[Data listing]
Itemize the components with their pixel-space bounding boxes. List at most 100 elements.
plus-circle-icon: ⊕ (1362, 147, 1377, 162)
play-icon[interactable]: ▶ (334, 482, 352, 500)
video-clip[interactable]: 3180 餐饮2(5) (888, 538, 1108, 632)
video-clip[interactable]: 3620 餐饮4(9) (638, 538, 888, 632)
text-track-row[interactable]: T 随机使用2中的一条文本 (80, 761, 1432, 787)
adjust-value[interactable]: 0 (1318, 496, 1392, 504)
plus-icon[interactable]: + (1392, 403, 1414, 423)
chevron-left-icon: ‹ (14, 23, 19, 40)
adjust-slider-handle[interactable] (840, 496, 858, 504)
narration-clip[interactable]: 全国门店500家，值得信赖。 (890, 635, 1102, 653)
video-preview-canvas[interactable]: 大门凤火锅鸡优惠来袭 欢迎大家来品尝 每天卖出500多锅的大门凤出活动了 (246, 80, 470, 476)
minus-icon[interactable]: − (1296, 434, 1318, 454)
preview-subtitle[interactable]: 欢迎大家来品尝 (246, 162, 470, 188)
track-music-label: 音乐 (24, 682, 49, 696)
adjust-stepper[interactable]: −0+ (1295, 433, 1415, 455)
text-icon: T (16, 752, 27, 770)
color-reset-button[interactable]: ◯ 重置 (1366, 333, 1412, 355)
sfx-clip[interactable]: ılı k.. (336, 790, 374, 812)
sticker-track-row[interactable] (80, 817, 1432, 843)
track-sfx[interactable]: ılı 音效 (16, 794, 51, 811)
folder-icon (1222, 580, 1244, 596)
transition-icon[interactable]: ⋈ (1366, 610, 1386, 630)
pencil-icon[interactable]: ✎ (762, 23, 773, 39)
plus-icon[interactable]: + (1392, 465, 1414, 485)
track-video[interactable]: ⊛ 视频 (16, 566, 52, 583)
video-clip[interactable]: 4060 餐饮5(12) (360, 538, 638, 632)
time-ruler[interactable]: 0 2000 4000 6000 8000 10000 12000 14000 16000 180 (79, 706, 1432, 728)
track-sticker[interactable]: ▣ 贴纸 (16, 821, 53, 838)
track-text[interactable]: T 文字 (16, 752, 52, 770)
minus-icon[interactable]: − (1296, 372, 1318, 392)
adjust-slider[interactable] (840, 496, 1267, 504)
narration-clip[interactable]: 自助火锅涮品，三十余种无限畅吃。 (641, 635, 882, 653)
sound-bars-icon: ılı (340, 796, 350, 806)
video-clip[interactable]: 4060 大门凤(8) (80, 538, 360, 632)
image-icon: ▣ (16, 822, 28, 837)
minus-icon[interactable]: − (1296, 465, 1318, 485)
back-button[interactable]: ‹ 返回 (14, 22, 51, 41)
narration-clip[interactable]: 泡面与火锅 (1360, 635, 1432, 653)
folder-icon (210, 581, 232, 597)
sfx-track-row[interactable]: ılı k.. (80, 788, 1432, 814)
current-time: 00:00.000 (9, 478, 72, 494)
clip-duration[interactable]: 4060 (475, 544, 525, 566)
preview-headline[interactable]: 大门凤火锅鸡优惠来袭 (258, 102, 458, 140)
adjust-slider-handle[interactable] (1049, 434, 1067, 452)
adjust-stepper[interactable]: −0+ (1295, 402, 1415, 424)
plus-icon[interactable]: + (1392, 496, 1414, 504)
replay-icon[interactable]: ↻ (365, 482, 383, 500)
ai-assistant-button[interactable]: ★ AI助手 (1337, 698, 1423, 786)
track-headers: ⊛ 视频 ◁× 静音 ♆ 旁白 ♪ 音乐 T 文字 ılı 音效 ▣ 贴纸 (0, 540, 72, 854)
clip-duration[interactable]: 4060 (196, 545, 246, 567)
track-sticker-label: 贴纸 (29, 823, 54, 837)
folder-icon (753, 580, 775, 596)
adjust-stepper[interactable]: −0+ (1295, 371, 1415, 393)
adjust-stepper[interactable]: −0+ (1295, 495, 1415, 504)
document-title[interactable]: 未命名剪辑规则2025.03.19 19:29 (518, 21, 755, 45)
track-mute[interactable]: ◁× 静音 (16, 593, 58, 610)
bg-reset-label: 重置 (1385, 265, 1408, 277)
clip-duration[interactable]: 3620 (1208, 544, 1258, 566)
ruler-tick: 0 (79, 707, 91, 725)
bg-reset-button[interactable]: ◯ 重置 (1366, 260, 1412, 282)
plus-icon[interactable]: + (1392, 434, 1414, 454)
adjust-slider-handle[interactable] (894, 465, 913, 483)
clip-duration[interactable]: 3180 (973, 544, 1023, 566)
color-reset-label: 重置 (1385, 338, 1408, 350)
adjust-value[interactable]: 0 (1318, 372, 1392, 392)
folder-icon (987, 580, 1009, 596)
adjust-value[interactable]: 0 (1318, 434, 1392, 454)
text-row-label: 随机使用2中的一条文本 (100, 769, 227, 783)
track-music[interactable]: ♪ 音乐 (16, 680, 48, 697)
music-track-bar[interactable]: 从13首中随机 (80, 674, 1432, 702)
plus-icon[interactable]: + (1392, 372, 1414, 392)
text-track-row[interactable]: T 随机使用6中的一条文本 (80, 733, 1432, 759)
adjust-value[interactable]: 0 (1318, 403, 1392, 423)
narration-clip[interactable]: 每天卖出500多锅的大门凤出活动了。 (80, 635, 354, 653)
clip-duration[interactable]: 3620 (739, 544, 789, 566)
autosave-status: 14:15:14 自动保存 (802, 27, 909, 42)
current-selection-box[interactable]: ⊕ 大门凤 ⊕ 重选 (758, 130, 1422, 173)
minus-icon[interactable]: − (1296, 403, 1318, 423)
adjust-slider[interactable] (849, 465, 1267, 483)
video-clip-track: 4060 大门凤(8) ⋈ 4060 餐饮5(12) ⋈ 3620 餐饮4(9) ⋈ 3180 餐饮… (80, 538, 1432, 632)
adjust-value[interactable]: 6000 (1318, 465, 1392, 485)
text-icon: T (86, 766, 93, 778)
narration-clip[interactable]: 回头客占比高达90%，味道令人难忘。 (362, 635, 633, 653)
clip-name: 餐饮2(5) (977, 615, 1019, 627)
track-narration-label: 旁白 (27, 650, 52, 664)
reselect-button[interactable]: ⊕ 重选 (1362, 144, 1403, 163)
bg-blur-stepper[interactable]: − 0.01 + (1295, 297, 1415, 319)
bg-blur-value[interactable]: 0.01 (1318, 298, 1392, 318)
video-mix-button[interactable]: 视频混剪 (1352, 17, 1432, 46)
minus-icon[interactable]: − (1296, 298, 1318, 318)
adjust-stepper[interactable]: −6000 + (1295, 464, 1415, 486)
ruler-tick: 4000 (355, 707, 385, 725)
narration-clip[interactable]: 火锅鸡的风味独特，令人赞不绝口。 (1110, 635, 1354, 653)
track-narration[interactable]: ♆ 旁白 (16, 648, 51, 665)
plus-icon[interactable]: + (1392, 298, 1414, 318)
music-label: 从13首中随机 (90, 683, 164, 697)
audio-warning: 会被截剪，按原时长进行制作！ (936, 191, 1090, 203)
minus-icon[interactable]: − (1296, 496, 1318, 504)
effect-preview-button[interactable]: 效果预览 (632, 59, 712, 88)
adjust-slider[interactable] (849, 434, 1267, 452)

*Task:*
Can you update these lines by changing every "narration-clip" to "voiceover-clip" and leaving everything else as it is?

*Final result:*
Itemize the components with their pixel-space bounding boxes. List at most 100 elements.
plus-circle-icon: ⊕ (1362, 147, 1377, 162)
play-icon[interactable]: ▶ (334, 482, 352, 500)
video-clip[interactable]: 3180 餐饮2(5) (888, 538, 1108, 632)
video-clip[interactable]: 3620 餐饮4(9) (638, 538, 888, 632)
text-track-row[interactable]: T 随机使用2中的一条文本 (80, 761, 1432, 787)
adjust-value[interactable]: 0 (1318, 496, 1392, 504)
plus-icon[interactable]: + (1392, 403, 1414, 423)
chevron-left-icon: ‹ (14, 23, 19, 40)
adjust-slider-handle[interactable] (840, 496, 858, 504)
voiceover-clip[interactable]: 全国门店500家，值得信赖。 (890, 635, 1102, 653)
video-preview-canvas[interactable]: 大门凤火锅鸡优惠来袭 欢迎大家来品尝 每天卖出500多锅的大门凤出活动了 (246, 80, 470, 476)
minus-icon[interactable]: − (1296, 434, 1318, 454)
preview-subtitle[interactable]: 欢迎大家来品尝 (246, 162, 470, 188)
track-music-label: 音乐 (24, 682, 49, 696)
adjust-stepper[interactable]: −0+ (1295, 433, 1415, 455)
text-icon: T (16, 752, 27, 770)
color-reset-button[interactable]: ◯ 重置 (1366, 333, 1412, 355)
sfx-clip[interactable]: ılı k.. (336, 790, 374, 812)
sticker-track-row[interactable] (80, 817, 1432, 843)
track-sfx[interactable]: ılı 音效 (16, 794, 51, 811)
folder-icon (1222, 580, 1244, 596)
transition-icon[interactable]: ⋈ (1366, 610, 1386, 630)
pencil-icon[interactable]: ✎ (762, 23, 773, 39)
plus-icon[interactable]: + (1392, 465, 1414, 485)
track-video[interactable]: ⊛ 视频 (16, 566, 52, 583)
video-clip[interactable]: 4060 餐饮5(12) (360, 538, 638, 632)
time-ruler[interactable]: 0 2000 4000 6000 8000 10000 12000 14000 16000 180 (79, 706, 1432, 728)
track-sticker[interactable]: ▣ 贴纸 (16, 821, 53, 838)
track-text[interactable]: T 文字 (16, 752, 52, 770)
minus-icon[interactable]: − (1296, 372, 1318, 392)
adjust-slider[interactable] (840, 496, 1267, 504)
voiceover-clip[interactable]: 自助火锅涮品，三十余种无限畅吃。 (641, 635, 882, 653)
sound-bars-icon: ılı (340, 796, 350, 806)
video-clip[interactable]: 4060 大门凤(8) (80, 538, 360, 632)
image-icon: ▣ (16, 822, 28, 837)
minus-icon[interactable]: − (1296, 465, 1318, 485)
back-button[interactable]: ‹ 返回 (14, 22, 51, 41)
voiceover-clip[interactable]: 泡面与火锅 (1360, 635, 1432, 653)
folder-icon (210, 581, 232, 597)
sfx-track-row[interactable]: ılı k.. (80, 788, 1432, 814)
current-time: 00:00.000 (9, 478, 72, 494)
clip-duration[interactable]: 4060 (475, 544, 525, 566)
preview-headline[interactable]: 大门凤火锅鸡优惠来袭 (258, 102, 458, 140)
adjust-slider-handle[interactable] (1049, 434, 1067, 452)
adjust-stepper[interactable]: −0+ (1295, 402, 1415, 424)
plus-icon[interactable]: + (1392, 496, 1414, 504)
replay-icon[interactable]: ↻ (365, 482, 383, 500)
ai-assistant-button[interactable]: ★ AI助手 (1337, 698, 1423, 786)
track-headers: ⊛ 视频 ◁× 静音 ♆ 旁白 ♪ 音乐 T 文字 ılı 音效 ▣ 贴纸 (0, 540, 72, 854)
clip-duration[interactable]: 4060 (196, 545, 246, 567)
track-sticker-label: 贴纸 (29, 823, 54, 837)
folder-icon (753, 580, 775, 596)
adjust-stepper[interactable]: −0+ (1295, 371, 1415, 393)
adjust-stepper[interactable]: −0+ (1295, 495, 1415, 504)
document-title[interactable]: 未命名剪辑规则2025.03.19 19:29 (518, 21, 755, 45)
track-mute[interactable]: ◁× 静音 (16, 593, 58, 610)
bg-reset-label: 重置 (1385, 265, 1408, 277)
clip-duration[interactable]: 3620 (1208, 544, 1258, 566)
ruler-tick: 0 (79, 707, 91, 725)
bg-reset-button[interactable]: ◯ 重置 (1366, 260, 1412, 282)
plus-icon[interactable]: + (1392, 434, 1414, 454)
adjust-slider-handle[interactable] (894, 465, 913, 483)
clip-duration[interactable]: 3180 (973, 544, 1023, 566)
color-reset-label: 重置 (1385, 338, 1408, 350)
adjust-value[interactable]: 0 (1318, 372, 1392, 392)
folder-icon (987, 580, 1009, 596)
adjust-value[interactable]: 0 (1318, 434, 1392, 454)
text-row-label: 随机使用2中的一条文本 (100, 769, 227, 783)
track-music[interactable]: ♪ 音乐 (16, 680, 48, 697)
music-track-bar[interactable]: 从13首中随机 (80, 674, 1432, 702)
plus-icon[interactable]: + (1392, 372, 1414, 392)
text-track-row[interactable]: T 随机使用6中的一条文本 (80, 733, 1432, 759)
adjust-value[interactable]: 0 (1318, 403, 1392, 423)
voiceover-clip[interactable]: 每天卖出500多锅的大门凤出活动了。 (80, 635, 354, 653)
clip-duration[interactable]: 3620 (739, 544, 789, 566)
autosave-status: 14:15:14 自动保存 (802, 27, 909, 42)
current-selection-box[interactable]: ⊕ 大门凤 ⊕ 重选 (758, 130, 1422, 173)
minus-icon[interactable]: − (1296, 403, 1318, 423)
adjust-slider[interactable] (849, 465, 1267, 483)
video-clip-track: 4060 大门凤(8) ⋈ 4060 餐饮5(12) ⋈ 3620 餐饮4(9) ⋈ 3180 餐饮… (80, 538, 1432, 632)
adjust-value[interactable]: 6000 (1318, 465, 1392, 485)
text-icon: T (86, 766, 93, 778)
voiceover-clip[interactable]: 回头客占比高达90%，味道令人难忘。 (362, 635, 633, 653)
clip-name: 餐饮2(5) (977, 615, 1019, 627)
track-narration-label: 旁白 (27, 650, 52, 664)
reselect-button[interactable]: ⊕ 重选 (1362, 144, 1403, 163)
bg-blur-stepper[interactable]: − 0.01 + (1295, 297, 1415, 319)
bg-blur-value[interactable]: 0.01 (1318, 298, 1392, 318)
video-mix-button[interactable]: 视频混剪 (1352, 17, 1432, 46)
minus-icon[interactable]: − (1296, 298, 1318, 318)
adjust-stepper[interactable]: −6000 + (1295, 464, 1415, 486)
ruler-tick: 4000 (355, 707, 385, 725)
voiceover-clip[interactable]: 火锅鸡的风味独特，令人赞不绝口。 (1110, 635, 1354, 653)
track-narration[interactable]: ♆ 旁白 (16, 648, 51, 665)
plus-icon[interactable]: + (1392, 298, 1414, 318)
music-label: 从13首中随机 (90, 683, 164, 697)
audio-warning: 会被截剪，按原时长进行制作！ (936, 191, 1090, 203)
minus-icon[interactable]: − (1296, 496, 1318, 504)
effect-preview-button[interactable]: 效果预览 (632, 59, 712, 88)
adjust-slider[interactable] (849, 434, 1267, 452)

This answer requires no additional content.